[BEGIN]

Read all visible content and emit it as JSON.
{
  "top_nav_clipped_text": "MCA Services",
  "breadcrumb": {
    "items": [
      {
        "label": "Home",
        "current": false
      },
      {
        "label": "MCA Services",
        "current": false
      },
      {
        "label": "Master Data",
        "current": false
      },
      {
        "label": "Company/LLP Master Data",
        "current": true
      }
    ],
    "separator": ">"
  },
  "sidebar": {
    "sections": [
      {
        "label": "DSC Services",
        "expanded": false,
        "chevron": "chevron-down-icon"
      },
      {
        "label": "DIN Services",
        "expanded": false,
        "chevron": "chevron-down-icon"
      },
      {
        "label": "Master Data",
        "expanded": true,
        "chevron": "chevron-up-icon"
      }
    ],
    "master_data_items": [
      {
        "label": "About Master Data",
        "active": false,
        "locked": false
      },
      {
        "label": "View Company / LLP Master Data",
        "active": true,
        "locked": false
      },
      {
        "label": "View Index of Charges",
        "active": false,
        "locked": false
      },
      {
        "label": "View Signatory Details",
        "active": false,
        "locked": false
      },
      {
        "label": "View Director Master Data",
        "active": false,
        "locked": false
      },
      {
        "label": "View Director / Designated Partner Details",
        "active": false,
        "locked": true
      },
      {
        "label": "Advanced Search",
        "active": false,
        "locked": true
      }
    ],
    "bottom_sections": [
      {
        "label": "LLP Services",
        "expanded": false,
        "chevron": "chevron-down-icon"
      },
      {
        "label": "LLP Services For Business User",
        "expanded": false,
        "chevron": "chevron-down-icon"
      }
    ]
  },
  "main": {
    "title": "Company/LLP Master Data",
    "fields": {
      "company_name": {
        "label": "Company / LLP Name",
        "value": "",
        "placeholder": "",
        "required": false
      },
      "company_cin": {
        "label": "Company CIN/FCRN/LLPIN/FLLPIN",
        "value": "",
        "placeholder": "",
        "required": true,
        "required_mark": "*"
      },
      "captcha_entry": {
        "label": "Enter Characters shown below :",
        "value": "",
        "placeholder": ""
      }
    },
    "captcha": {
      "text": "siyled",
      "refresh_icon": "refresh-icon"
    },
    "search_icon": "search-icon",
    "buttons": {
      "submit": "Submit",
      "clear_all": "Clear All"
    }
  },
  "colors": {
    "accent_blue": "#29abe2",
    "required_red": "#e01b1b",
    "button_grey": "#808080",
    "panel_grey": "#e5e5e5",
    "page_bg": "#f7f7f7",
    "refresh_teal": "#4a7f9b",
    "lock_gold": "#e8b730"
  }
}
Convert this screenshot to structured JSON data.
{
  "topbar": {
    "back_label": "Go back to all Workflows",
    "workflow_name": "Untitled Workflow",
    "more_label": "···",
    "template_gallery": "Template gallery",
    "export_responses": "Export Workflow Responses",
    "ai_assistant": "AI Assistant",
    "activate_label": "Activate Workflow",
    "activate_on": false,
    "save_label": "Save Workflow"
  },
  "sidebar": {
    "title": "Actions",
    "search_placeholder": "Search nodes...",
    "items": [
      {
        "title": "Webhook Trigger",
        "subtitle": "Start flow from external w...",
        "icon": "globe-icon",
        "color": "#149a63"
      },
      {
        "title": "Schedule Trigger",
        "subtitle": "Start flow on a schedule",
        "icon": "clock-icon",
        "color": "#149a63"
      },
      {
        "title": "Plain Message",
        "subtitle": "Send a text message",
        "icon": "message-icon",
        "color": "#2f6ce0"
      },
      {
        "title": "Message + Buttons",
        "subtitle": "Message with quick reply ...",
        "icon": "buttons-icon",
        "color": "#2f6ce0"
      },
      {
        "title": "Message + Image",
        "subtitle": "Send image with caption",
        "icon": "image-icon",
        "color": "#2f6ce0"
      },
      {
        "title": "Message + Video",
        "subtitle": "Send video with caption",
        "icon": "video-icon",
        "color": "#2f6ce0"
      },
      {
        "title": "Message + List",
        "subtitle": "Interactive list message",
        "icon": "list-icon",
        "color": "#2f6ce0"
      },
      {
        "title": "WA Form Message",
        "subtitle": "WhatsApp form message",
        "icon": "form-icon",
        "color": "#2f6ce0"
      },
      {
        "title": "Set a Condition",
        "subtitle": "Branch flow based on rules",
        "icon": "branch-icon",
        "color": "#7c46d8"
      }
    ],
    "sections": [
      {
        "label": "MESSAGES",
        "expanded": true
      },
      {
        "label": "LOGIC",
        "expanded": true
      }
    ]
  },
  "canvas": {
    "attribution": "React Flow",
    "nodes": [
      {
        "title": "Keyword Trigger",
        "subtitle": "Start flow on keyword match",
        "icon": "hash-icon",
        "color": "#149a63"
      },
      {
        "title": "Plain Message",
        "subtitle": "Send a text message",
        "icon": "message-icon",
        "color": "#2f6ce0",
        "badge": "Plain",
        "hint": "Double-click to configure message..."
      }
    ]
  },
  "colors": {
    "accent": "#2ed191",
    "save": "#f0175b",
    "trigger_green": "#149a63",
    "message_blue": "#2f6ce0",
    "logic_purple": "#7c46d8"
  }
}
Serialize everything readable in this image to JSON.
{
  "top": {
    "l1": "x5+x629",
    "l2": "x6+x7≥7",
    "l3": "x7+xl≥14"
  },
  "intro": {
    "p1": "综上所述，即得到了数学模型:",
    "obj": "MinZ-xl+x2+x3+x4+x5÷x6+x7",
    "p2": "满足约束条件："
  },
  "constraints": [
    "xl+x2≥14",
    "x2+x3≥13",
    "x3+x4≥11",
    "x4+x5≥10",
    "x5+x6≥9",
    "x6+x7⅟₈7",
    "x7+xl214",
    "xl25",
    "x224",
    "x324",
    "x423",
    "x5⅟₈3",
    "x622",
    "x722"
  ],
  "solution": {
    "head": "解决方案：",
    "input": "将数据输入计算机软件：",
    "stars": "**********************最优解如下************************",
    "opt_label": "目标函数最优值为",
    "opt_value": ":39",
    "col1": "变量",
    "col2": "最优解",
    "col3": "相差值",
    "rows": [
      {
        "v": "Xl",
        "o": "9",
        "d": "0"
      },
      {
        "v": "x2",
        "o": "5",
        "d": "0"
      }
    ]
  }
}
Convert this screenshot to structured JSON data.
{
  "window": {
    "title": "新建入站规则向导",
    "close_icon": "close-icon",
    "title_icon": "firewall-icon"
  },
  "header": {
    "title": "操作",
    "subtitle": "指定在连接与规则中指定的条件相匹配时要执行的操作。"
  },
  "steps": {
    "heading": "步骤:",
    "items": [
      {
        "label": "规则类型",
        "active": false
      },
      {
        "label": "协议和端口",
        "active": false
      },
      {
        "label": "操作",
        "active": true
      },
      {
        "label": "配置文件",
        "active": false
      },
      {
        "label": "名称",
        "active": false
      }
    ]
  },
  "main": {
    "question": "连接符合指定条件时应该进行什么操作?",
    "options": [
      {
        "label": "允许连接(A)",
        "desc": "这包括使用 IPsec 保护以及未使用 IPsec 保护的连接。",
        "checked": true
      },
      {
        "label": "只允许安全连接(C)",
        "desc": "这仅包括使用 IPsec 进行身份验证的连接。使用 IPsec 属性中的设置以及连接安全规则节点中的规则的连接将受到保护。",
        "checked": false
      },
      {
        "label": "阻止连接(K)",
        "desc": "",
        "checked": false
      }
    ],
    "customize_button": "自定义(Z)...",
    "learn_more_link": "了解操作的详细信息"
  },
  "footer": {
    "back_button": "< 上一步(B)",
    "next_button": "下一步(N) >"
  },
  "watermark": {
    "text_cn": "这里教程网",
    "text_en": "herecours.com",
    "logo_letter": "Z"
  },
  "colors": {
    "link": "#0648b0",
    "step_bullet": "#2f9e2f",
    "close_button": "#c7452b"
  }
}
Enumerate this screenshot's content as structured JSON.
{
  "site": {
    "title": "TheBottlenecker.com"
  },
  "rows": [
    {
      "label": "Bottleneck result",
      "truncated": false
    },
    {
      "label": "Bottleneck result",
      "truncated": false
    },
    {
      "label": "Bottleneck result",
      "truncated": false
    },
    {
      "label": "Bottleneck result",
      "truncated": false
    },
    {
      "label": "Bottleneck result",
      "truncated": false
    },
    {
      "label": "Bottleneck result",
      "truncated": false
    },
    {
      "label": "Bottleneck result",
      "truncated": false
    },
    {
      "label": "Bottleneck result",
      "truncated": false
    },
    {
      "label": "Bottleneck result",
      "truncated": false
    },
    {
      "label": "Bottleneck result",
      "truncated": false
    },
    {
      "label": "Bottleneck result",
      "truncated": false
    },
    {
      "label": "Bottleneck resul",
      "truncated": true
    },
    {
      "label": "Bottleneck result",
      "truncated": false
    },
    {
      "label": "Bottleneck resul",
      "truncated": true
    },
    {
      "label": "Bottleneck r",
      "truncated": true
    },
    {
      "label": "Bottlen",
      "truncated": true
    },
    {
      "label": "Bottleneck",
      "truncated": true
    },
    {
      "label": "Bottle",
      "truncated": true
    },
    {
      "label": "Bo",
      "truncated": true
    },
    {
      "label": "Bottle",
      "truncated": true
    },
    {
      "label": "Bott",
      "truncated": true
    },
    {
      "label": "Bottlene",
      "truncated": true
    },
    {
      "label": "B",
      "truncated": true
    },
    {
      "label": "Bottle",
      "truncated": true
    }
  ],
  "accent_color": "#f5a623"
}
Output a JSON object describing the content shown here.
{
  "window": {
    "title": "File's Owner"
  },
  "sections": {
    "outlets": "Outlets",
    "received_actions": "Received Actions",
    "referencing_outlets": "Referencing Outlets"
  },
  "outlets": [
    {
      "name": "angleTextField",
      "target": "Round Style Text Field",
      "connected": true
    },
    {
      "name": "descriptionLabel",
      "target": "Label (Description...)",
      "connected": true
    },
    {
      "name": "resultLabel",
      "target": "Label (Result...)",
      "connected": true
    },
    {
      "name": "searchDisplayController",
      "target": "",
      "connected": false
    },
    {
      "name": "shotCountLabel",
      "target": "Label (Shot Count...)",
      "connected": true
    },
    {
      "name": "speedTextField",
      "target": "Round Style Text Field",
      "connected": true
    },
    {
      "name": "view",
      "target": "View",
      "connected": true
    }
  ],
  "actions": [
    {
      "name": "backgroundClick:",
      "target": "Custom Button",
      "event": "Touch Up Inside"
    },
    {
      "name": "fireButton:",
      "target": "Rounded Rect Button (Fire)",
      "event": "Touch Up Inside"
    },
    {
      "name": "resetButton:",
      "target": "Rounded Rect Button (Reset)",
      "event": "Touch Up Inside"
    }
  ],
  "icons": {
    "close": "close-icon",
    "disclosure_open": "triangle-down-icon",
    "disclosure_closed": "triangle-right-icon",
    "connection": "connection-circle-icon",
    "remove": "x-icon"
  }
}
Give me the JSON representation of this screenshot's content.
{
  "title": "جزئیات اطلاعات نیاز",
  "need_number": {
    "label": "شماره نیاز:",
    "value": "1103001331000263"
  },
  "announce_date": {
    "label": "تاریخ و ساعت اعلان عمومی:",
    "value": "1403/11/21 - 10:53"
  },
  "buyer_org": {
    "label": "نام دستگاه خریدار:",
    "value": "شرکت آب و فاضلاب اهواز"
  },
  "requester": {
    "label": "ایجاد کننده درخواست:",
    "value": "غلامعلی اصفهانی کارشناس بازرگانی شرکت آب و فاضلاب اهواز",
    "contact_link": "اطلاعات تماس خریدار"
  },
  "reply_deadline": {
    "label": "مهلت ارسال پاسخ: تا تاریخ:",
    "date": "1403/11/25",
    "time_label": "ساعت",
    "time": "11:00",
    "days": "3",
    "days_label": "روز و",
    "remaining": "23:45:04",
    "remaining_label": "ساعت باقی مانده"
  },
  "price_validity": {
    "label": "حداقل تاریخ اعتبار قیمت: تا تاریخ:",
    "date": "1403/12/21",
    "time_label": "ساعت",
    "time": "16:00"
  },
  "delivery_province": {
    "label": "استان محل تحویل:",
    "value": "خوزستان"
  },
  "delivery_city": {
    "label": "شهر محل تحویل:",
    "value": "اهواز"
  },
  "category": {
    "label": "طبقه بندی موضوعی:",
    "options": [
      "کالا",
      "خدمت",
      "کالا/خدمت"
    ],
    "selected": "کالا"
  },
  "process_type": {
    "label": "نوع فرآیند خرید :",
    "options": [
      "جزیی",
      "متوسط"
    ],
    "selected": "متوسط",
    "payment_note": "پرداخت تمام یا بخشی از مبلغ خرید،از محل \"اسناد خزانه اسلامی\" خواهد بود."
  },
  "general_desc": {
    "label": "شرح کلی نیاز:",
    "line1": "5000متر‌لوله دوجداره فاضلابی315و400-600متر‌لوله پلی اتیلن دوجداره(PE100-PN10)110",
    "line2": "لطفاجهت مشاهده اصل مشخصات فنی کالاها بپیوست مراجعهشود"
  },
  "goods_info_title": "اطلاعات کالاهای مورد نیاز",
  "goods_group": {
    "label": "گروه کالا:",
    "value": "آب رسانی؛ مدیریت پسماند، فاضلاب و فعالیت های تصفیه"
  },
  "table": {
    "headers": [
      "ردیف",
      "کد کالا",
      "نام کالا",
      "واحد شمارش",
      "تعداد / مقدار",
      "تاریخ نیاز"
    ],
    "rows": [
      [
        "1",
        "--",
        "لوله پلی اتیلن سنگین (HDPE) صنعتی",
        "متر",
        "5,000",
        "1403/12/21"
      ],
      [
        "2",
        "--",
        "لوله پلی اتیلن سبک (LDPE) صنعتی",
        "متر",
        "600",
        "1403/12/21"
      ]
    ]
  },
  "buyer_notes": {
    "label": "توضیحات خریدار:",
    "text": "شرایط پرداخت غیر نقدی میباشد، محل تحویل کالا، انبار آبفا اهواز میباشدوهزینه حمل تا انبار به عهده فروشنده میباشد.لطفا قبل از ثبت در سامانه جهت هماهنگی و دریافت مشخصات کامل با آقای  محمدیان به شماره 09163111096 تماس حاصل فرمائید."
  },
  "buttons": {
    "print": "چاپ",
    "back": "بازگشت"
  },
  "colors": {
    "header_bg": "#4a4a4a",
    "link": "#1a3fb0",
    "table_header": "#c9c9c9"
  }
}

[END]

Identify the lines above that contain the word "تحویل", then copy them.

(Full answer):
    "label": "استان محل تحویل:",
    "label": "شهر محل تحویل:",
    "text": "شرایط پرداخت غیر نقدی میباشد، محل تحویل کالا، انبار آبفا اهواز میباشدوهزینه حمل تا انبار به عهده فروشنده میباشد.لطفا قبل از ثبت در سامانه جهت هماهنگی و دریافت مشخصات کامل با آقای  محمدیان به شماره 09163111096 تماس حاصل فرمائید."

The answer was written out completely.